* Description of the task:
Here are some records. Copy each one exactly.

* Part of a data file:
○ ○ ○ ○
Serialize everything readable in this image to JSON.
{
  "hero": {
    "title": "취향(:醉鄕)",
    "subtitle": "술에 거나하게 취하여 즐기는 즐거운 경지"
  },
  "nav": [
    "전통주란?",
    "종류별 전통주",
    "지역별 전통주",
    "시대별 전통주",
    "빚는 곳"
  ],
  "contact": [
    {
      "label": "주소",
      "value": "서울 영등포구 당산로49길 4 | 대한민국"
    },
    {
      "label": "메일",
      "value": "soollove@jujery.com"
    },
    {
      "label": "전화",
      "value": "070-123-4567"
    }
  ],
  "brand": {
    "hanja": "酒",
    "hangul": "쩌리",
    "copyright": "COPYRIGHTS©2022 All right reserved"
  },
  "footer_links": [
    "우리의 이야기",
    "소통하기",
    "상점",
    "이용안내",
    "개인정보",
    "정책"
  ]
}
○ ○ ○ ○
* Solution:
Serialize everything readable in this image to JSON.
{
  "hero": {
    "title": "취향(:醉鄕)",
    "subtitle": "술에 거나하게 취하여 즐기는 즐거운 경지"
  },
  "nav": [
    "전통주란?",
    "종류별 전통주",
    "지역별 전통주",
    "시대별 전통주",
    "빚는 곳"
  ],
  "contact": [
    {
      "label": "주소",
      "value": "서울 영등포구 당산로49길 4 | 대한민국"
    },
    {
      "label": "메일",
      "value": "soollove@jujery.com"
    },
    {
      "label": "전화",
      "value": "070-123-4567"
    }
  ],
  "brand": {
    "hanja": "酒",
    "hangul": "쩌리",
    "copyright": "COPYRIGHTS©2022 All right reserved"
  },
  "footer_links": [
    "우리의 이야기",
    "소통하기",
    "상점",
    "이용안내",
    "개인정보",
    "정책"
  ]
}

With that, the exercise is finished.